Material:
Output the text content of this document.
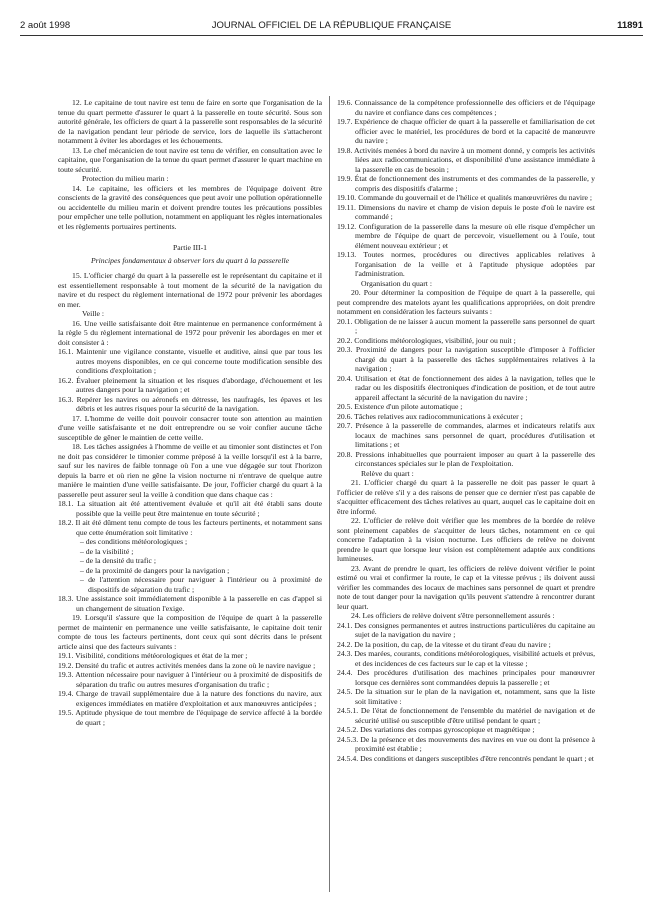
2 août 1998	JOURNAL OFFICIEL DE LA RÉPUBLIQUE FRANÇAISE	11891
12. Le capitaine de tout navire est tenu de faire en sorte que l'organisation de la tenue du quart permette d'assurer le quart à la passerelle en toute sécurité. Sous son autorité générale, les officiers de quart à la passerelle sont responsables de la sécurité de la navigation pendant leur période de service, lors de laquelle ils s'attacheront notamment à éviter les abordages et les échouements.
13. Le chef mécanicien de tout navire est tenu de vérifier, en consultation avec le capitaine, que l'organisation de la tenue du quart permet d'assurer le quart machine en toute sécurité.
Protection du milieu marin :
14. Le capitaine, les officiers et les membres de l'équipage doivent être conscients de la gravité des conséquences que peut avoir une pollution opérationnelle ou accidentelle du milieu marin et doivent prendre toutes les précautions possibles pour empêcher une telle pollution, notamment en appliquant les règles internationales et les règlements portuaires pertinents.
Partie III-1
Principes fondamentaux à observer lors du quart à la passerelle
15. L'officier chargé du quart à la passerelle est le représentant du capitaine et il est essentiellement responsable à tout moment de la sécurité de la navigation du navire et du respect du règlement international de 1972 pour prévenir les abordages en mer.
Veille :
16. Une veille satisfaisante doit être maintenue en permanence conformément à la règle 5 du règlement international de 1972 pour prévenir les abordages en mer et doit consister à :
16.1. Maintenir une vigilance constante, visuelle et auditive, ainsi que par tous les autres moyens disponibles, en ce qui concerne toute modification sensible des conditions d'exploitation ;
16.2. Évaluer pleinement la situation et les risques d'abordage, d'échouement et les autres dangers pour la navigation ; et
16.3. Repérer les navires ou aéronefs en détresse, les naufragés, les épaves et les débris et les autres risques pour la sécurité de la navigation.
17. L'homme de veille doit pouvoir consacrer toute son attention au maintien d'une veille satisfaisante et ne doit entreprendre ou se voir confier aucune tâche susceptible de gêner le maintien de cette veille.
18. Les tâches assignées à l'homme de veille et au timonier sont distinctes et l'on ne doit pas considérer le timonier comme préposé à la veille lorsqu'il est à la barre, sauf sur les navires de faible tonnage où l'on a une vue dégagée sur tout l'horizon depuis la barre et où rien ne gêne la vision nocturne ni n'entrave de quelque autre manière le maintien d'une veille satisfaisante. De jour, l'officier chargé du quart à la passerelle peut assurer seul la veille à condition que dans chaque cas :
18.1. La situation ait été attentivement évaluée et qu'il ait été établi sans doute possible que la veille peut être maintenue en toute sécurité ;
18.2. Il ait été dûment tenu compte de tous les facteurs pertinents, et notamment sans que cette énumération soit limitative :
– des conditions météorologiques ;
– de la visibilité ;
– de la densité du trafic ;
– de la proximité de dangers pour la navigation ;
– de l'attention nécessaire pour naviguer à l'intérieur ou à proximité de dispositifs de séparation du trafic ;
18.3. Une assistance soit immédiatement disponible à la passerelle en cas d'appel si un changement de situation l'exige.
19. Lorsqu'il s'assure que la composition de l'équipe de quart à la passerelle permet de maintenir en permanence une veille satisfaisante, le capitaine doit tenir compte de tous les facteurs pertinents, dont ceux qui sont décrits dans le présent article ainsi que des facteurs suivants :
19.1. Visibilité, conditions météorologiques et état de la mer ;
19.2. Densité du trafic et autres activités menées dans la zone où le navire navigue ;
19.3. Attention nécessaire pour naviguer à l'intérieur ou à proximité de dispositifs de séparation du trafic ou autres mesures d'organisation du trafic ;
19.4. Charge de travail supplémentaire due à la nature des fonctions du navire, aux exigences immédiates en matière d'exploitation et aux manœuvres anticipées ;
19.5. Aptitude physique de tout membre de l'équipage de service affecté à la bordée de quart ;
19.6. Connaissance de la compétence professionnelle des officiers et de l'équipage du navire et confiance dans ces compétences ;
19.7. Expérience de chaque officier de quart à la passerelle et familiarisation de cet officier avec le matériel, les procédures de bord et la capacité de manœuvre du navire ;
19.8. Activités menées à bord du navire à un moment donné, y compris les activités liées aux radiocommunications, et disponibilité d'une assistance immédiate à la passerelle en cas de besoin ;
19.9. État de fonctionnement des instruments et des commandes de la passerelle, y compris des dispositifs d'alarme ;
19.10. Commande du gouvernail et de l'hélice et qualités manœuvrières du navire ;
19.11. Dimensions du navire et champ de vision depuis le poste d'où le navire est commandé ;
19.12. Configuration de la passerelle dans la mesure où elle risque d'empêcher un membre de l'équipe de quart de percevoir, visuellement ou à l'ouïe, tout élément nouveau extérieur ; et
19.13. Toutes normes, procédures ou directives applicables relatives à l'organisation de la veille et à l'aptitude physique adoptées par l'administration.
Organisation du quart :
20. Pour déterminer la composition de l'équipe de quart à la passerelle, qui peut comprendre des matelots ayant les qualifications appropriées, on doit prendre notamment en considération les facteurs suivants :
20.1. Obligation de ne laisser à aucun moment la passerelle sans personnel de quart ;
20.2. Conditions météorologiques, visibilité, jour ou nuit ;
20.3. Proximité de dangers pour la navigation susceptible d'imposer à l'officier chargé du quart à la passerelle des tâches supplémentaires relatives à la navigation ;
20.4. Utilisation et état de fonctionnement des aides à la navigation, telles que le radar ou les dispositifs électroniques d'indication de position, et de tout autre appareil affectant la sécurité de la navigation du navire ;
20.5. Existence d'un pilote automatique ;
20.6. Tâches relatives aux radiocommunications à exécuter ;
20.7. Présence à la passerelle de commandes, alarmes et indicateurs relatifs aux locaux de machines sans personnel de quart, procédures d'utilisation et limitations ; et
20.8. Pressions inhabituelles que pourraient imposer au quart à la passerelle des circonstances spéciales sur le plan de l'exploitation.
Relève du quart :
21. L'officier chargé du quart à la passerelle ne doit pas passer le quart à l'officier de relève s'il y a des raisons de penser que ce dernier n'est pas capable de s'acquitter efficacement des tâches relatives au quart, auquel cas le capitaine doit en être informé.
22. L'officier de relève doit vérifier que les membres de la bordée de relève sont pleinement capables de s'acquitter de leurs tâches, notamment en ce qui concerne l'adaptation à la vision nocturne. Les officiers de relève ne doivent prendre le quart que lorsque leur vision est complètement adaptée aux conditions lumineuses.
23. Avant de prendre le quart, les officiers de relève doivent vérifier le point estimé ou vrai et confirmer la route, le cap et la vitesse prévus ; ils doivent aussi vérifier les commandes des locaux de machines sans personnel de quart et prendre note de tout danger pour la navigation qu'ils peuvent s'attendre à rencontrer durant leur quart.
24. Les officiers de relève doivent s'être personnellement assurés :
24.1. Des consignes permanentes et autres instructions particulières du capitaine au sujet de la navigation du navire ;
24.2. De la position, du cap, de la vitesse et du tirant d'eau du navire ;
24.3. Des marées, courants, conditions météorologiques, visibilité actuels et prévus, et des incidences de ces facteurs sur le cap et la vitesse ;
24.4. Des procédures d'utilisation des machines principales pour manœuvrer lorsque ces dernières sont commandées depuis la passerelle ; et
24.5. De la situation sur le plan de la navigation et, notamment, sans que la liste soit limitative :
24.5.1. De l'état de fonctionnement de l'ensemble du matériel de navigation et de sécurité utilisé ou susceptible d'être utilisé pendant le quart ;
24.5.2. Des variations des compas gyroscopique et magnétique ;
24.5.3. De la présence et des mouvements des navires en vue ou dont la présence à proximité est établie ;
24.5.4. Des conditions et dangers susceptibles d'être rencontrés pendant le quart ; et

---

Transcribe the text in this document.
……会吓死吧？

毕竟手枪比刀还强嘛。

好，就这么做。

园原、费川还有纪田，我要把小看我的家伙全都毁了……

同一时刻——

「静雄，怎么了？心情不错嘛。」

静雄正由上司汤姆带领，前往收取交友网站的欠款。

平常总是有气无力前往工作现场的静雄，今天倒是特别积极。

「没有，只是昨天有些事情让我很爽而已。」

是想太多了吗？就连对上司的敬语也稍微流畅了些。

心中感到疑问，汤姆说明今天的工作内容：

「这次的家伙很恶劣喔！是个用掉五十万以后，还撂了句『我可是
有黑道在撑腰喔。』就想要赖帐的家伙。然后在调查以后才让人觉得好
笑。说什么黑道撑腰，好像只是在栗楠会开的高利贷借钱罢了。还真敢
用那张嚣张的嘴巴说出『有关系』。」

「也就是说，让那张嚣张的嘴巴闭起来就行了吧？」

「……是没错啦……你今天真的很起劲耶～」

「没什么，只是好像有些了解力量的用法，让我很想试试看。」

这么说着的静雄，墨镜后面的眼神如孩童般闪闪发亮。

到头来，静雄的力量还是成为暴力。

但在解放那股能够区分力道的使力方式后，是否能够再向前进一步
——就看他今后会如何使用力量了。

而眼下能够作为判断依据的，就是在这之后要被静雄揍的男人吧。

---

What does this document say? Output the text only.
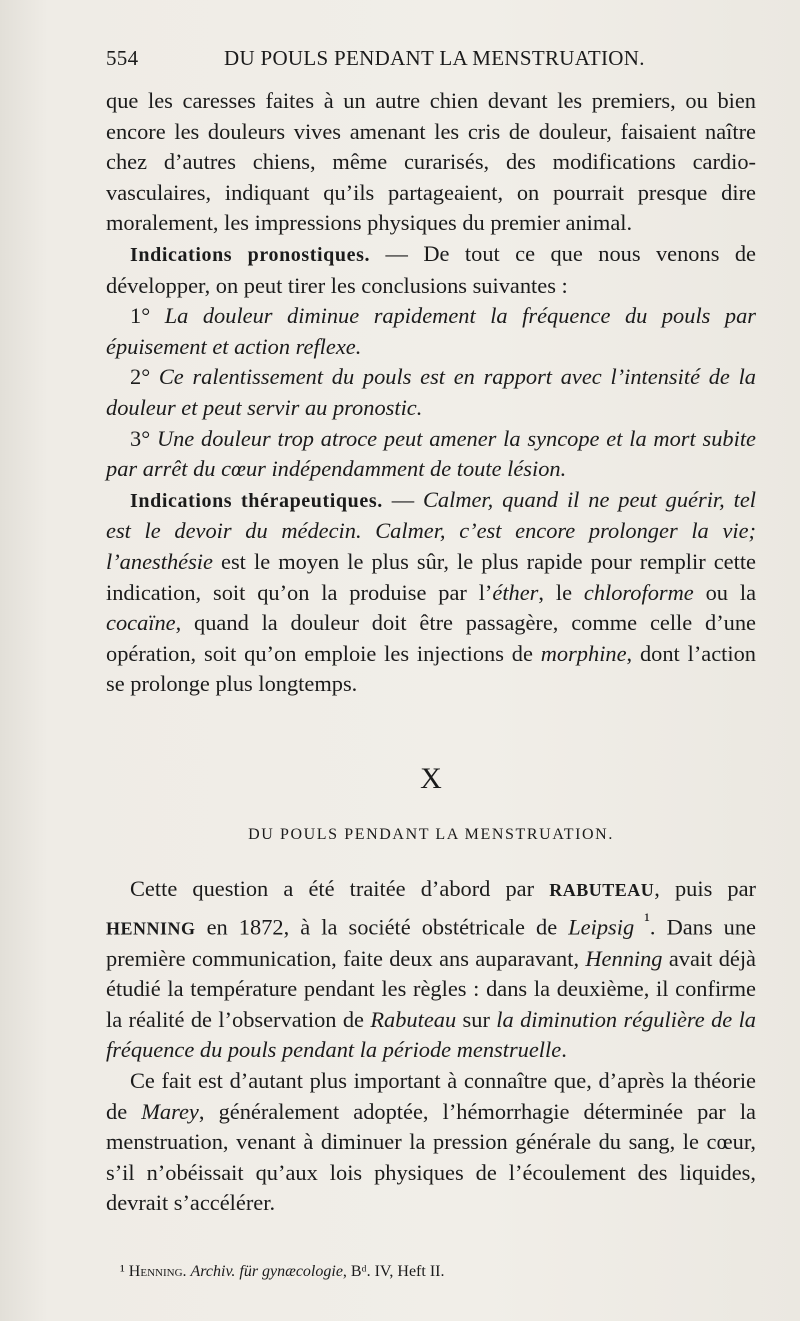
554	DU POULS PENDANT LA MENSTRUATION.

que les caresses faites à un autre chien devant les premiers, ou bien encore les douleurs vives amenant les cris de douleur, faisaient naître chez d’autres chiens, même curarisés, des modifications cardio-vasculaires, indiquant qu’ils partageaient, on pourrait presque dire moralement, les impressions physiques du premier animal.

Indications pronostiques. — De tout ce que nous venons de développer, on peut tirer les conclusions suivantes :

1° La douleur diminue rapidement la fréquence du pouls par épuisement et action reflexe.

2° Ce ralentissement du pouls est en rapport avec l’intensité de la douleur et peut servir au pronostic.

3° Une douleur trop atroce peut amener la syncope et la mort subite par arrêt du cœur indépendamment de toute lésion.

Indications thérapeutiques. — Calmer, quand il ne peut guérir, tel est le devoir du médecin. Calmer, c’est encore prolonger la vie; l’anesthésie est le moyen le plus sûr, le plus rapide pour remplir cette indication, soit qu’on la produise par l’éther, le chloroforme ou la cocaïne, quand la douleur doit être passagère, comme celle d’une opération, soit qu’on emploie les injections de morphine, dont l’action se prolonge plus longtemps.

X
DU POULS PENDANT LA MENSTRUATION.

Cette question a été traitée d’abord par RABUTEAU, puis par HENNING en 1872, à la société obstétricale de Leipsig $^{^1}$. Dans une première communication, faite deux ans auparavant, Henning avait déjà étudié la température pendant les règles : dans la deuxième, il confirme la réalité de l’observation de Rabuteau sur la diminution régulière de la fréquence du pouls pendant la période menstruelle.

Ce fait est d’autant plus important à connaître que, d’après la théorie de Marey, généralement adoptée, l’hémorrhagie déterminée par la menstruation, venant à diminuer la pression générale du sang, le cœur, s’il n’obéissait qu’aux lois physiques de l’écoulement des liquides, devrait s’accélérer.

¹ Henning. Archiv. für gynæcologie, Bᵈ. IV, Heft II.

What you need to do:
Copy every line from the records above that contains the word "commandes".

Finished task:
19.9. État de fonctionnement des instruments et des commandes de la passerelle, y compris des dispositifs d'alarme ;
20.7. Présence à la passerelle de commandes, alarmes et indicateurs relatifs aux locaux de machines sans personnel de quart, procédures d'utilisation et limitations ; et
23. Avant de prendre le quart, les officiers de relève doivent vérifier le point estimé ou vrai et confirmer la route, le cap et la vitesse prévus ; ils doivent aussi vérifier les commandes des locaux de machines sans personnel de quart et prendre note de tout danger pour la navigation qu'ils peuvent s'attendre à rencontrer durant leur quart.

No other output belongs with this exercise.